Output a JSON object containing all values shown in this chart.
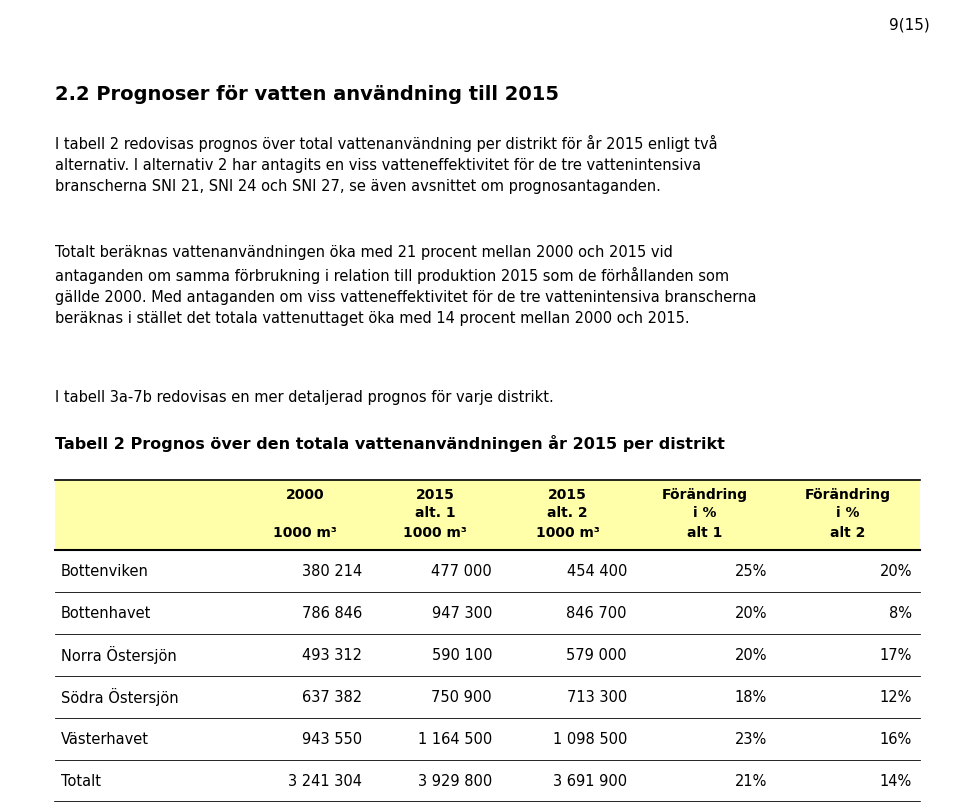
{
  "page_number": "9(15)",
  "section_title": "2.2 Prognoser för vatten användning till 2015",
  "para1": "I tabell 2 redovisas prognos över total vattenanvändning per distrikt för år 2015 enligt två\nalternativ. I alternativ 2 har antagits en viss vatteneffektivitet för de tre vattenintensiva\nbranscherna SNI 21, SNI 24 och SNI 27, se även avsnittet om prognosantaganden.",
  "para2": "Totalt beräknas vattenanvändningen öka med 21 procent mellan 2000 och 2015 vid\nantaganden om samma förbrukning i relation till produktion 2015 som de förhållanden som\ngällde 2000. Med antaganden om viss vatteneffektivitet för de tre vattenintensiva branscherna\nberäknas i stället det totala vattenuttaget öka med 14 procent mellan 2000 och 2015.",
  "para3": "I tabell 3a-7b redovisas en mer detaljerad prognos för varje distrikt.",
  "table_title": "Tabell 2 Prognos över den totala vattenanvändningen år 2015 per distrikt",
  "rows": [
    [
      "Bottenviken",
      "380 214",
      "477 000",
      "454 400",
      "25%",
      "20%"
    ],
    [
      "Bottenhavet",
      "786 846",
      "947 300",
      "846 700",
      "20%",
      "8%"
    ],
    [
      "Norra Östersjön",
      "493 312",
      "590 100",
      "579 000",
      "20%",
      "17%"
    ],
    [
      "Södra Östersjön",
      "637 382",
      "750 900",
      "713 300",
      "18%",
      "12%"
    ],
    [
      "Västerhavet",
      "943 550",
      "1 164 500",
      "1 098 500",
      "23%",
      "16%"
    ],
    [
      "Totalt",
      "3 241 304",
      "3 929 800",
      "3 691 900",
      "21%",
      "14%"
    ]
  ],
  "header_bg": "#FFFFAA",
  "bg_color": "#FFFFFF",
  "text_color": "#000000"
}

════════

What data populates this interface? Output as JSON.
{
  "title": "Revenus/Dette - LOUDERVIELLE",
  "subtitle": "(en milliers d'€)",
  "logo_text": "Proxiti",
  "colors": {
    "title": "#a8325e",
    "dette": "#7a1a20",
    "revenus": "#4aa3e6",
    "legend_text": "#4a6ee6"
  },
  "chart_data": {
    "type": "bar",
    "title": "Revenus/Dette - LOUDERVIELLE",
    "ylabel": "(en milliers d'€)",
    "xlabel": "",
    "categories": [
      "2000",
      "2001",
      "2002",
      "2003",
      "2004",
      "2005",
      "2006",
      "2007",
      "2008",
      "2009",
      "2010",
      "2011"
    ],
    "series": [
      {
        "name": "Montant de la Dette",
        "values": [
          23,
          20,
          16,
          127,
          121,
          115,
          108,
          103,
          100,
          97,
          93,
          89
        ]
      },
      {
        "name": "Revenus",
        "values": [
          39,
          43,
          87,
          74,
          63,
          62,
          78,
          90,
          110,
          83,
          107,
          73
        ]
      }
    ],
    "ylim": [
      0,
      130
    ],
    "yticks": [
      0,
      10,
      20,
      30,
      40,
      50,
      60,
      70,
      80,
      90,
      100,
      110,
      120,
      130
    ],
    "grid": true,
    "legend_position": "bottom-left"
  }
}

════════

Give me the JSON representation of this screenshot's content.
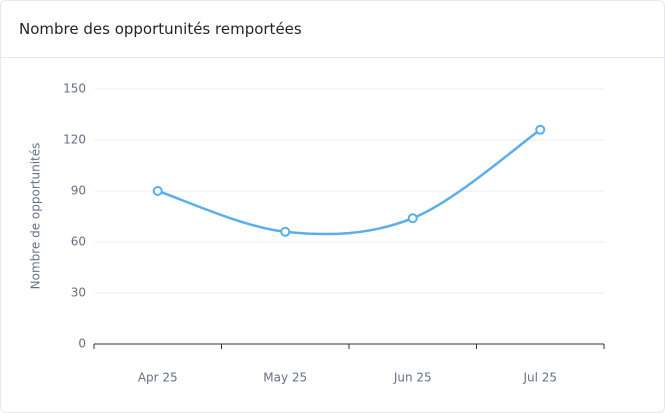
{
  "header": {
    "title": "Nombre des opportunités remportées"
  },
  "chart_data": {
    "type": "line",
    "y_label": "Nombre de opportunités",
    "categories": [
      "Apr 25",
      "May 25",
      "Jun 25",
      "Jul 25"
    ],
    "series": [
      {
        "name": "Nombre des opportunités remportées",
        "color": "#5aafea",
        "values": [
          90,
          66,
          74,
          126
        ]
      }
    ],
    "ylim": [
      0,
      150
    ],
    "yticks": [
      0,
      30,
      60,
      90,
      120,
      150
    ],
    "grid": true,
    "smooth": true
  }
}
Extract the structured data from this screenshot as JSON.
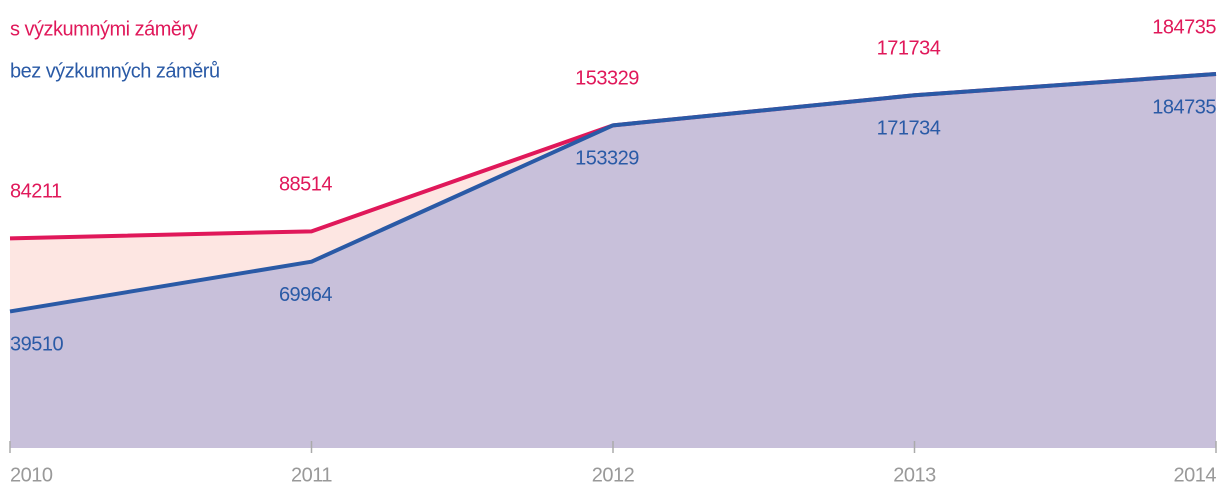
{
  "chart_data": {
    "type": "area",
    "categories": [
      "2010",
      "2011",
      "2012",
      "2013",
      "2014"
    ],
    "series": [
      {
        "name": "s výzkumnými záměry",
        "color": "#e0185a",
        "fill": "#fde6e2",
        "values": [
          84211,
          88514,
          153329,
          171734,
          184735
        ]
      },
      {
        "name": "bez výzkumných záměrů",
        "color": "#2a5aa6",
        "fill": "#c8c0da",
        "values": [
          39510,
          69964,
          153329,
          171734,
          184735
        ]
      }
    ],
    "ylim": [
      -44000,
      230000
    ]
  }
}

════════

◆ Task to complete
Copy out every line where the word "Output" occurs.

◆ Completed task
Output a JSON object containing all values shown in this chart.
What data populates this interface? Output as JSON.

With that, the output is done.